## SUPPLIED DATA
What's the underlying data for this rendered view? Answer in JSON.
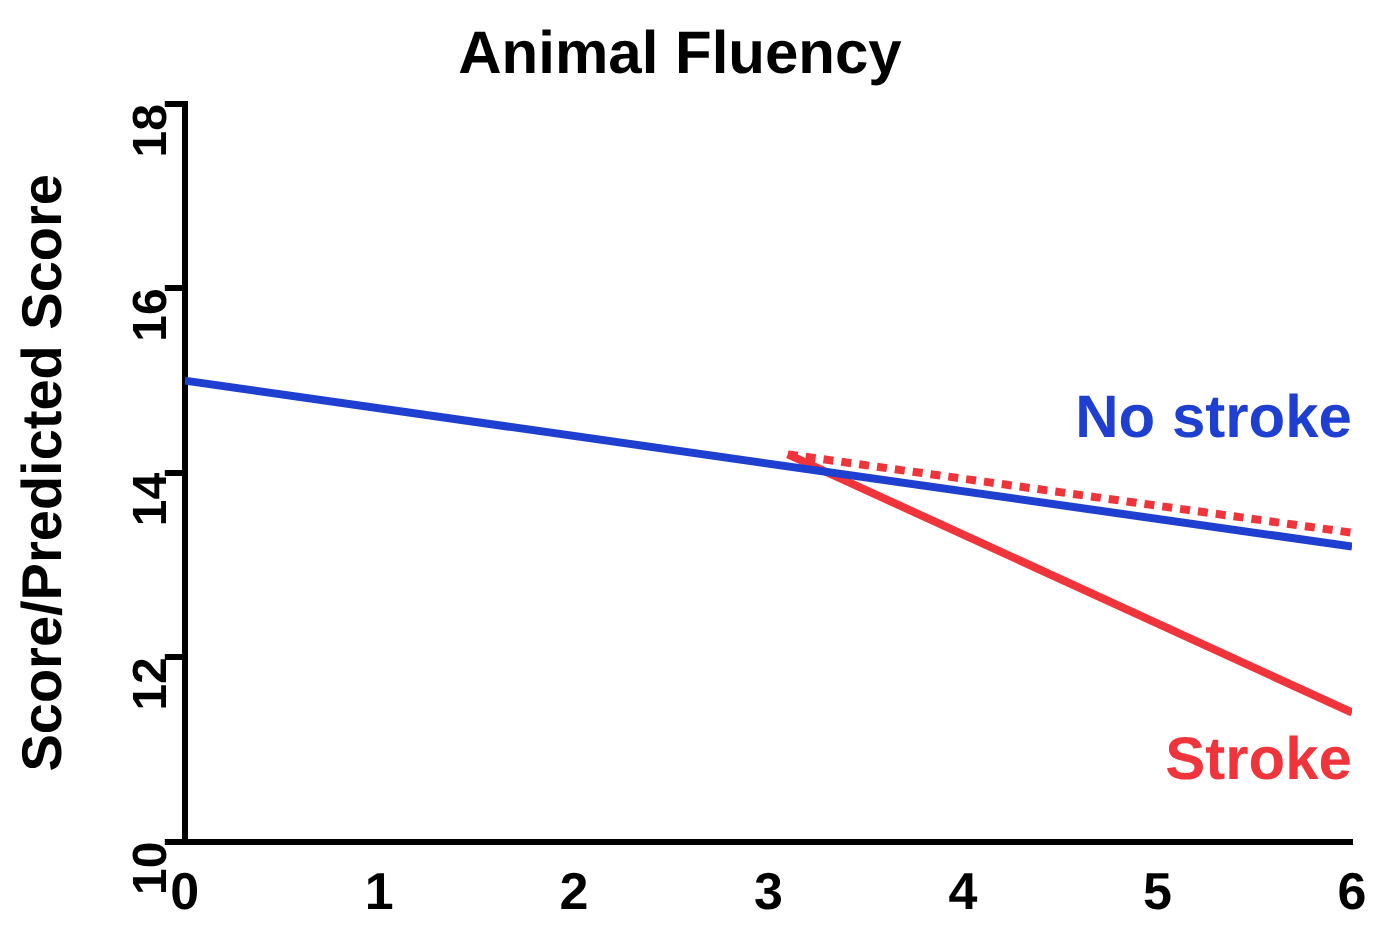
{
  "chart_data": {
    "type": "line",
    "title": "Animal Fluency",
    "ylabel": "Score/Predicted Score",
    "xlim": [
      0,
      6
    ],
    "xticks": [
      0,
      1,
      2,
      3,
      4,
      5,
      6
    ],
    "ylim": [
      10,
      18
    ],
    "yticks": [
      10,
      12,
      14,
      16,
      18
    ],
    "grid": false,
    "legend": false,
    "marker": "none",
    "series": [
      {
        "name": "No stroke",
        "color": "#1f3fd0",
        "x": [
          0,
          6
        ],
        "values": [
          15.0,
          13.2
        ],
        "line_style": "solid"
      },
      {
        "color": "#f0343c",
        "x": [
          3.1,
          6
        ],
        "values": [
          14.2,
          13.35
        ],
        "line_style": "dotted"
      },
      {
        "name": "Stroke",
        "color": "#f0343c",
        "x": [
          3.1,
          6
        ],
        "values": [
          14.2,
          11.4
        ],
        "line_style": "solid"
      }
    ]
  }
}
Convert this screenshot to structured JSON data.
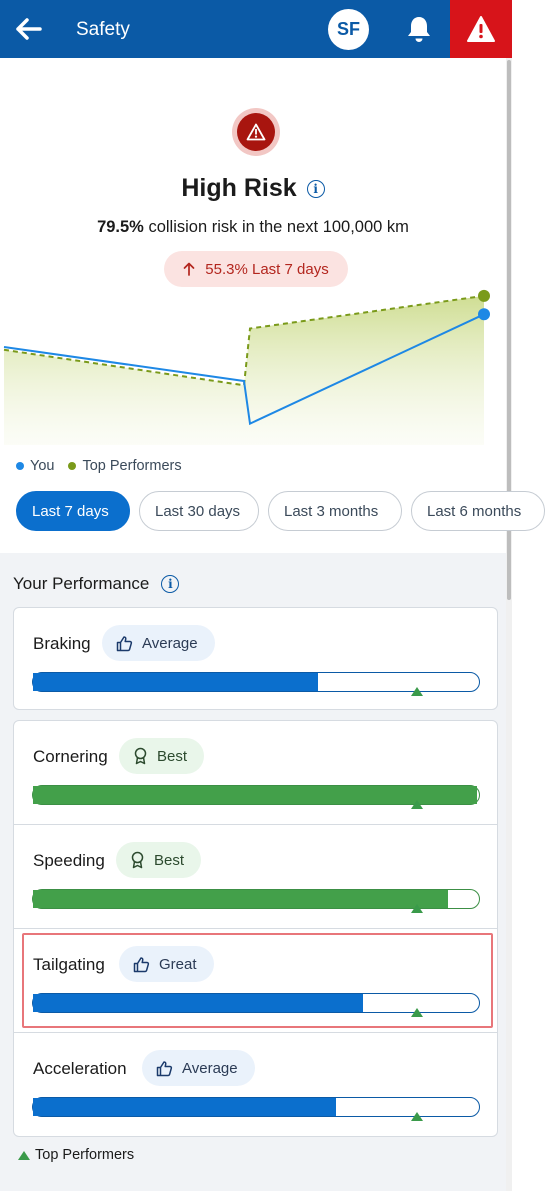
{
  "header": {
    "title": "Safety",
    "avatar_initials": "SF",
    "colors": {
      "bar": "#0b5aa6",
      "alert": "#d7141a"
    }
  },
  "risk": {
    "level": "High Risk",
    "percent": "79.5%",
    "description": "collision risk in the next 100,000 km",
    "trend": "55.3% Last 7 days",
    "colors": {
      "pill_bg": "#fbe3e1",
      "pill_text": "#b3261e",
      "icon": "#a8150f"
    }
  },
  "chart_data": {
    "type": "line",
    "title": "",
    "xlabel": "",
    "ylabel": "",
    "series": [
      {
        "name": "You",
        "color": "#1e88e5",
        "style": "solid",
        "values": [
          0.62,
          0.38,
          0.08,
          0.85
        ]
      },
      {
        "name": "Top Performers",
        "color": "#7a9a1a",
        "style": "dashed",
        "fill": true,
        "values": [
          0.6,
          0.35,
          0.75,
          0.98
        ]
      }
    ],
    "x": [
      0,
      1,
      2,
      3
    ],
    "ylim": [
      0,
      1
    ],
    "grid": false,
    "legend": "bottom-left"
  },
  "filters": [
    {
      "label": "Last 7 days",
      "active": true
    },
    {
      "label": "Last 30 days",
      "active": false
    },
    {
      "label": "Last 3 months",
      "active": false
    },
    {
      "label": "Last 6 months",
      "active": false
    }
  ],
  "performance": {
    "title": "Your Performance",
    "legend_label": "Top Performers",
    "metrics": [
      {
        "label": "Braking",
        "rating": "Average",
        "icon": "thumbs-up-icon",
        "fill": 0.64,
        "marker": 0.86,
        "color": "#0b6fcd"
      },
      {
        "label": "Cornering",
        "rating": "Best",
        "icon": "award-icon",
        "fill": 0.995,
        "marker": 0.86,
        "color": "#43a04a"
      },
      {
        "label": "Speeding",
        "rating": "Best",
        "icon": "award-icon",
        "fill": 0.93,
        "marker": 0.86,
        "color": "#43a04a"
      },
      {
        "label": "Tailgating",
        "rating": "Great",
        "icon": "thumbs-up-icon",
        "fill": 0.74,
        "marker": 0.86,
        "color": "#0b6fcd"
      },
      {
        "label": "Acceleration",
        "rating": "Average",
        "icon": "thumbs-up-icon",
        "fill": 0.68,
        "marker": 0.86,
        "color": "#0b6fcd"
      }
    ]
  }
}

## TASK DIRECTIONS
Your task is to retype all the entries exactly and leave out any pictures.

## EXERCISE RESPONSE
What's the underlying data for this rendered view? Answer in JSON.
{
  "chart_data": {
    "type": "line",
    "title": "Animal Fluency",
    "ylabel": "Score/Predicted Score",
    "xlim": [
      0,
      6
    ],
    "xticks": [
      0,
      1,
      2,
      3,
      4,
      5,
      6
    ],
    "ylim": [
      10,
      18
    ],
    "yticks": [
      10,
      12,
      14,
      16,
      18
    ],
    "grid": false,
    "legend": false,
    "marker": "none",
    "series": [
      {
        "name": "No stroke",
        "color": "#1f3fd0",
        "x": [
          0,
          6
        ],
        "values": [
          15.0,
          13.2
        ],
        "line_style": "solid"
      },
      {
        "color": "#f0343c",
        "x": [
          3.1,
          6
        ],
        "values": [
          14.2,
          13.35
        ],
        "line_style": "dotted"
      },
      {
        "name": "Stroke",
        "color": "#f0343c",
        "x": [
          3.1,
          6
        ],
        "values": [
          14.2,
          11.4
        ],
        "line_style": "solid"
      }
    ]
  }
}
Convert this screenshot to structured JSON data.
{
  "header": {
    "title": "Safety",
    "avatar_initials": "SF",
    "colors": {
      "bar": "#0b5aa6",
      "alert": "#d7141a"
    }
  },
  "risk": {
    "level": "High Risk",
    "percent": "79.5%",
    "description": "collision risk in the next 100,000 km",
    "trend": "55.3% Last 7 days",
    "colors": {
      "pill_bg": "#fbe3e1",
      "pill_text": "#b3261e",
      "icon": "#a8150f"
    }
  },
  "chart_data": {
    "type": "line",
    "title": "",
    "xlabel": "",
    "ylabel": "",
    "series": [
      {
        "name": "You",
        "color": "#1e88e5",
        "style": "solid",
        "values": [
          0.62,
          0.38,
          0.08,
          0.85
        ]
      },
      {
        "name": "Top Performers",
        "color": "#7a9a1a",
        "style": "dashed",
        "fill": true,
        "values": [
          0.6,
          0.35,
          0.75,
          0.98
        ]
      }
    ],
    "x": [
      0,
      1,
      2,
      3
    ],
    "ylim": [
      0,
      1
    ],
    "grid": false,
    "legend": "bottom-left"
  },
  "filters": [
    {
      "label": "Last 7 days",
      "active": true
    },
    {
      "label": "Last 30 days",
      "active": false
    },
    {
      "label": "Last 3 months",
      "active": false
    },
    {
      "label": "Last 6 months",
      "active": false
    }
  ],
  "performance": {
    "title": "Your Performance",
    "legend_label": "Top Performers",
    "metrics": [
      {
        "label": "Braking",
        "rating": "Average",
        "icon": "thumbs-up-icon",
        "fill": 0.64,
        "marker": 0.86,
        "color": "#0b6fcd"
      },
      {
        "label": "Cornering",
        "rating": "Best",
        "icon": "award-icon",
        "fill": 0.995,
        "marker": 0.86,
        "color": "#43a04a"
      },
      {
        "label": "Speeding",
        "rating": "Best",
        "icon": "award-icon",
        "fill": 0.93,
        "marker": 0.86,
        "color": "#43a04a"
      },
      {
        "label": "Tailgating",
        "rating": "Great",
        "icon": "thumbs-up-icon",
        "fill": 0.74,
        "marker": 0.86,
        "color": "#0b6fcd"
      },
      {
        "label": "Acceleration",
        "rating": "Average",
        "icon": "thumbs-up-icon",
        "fill": 0.68,
        "marker": 0.86,
        "color": "#0b6fcd"
      }
    ]
  }
}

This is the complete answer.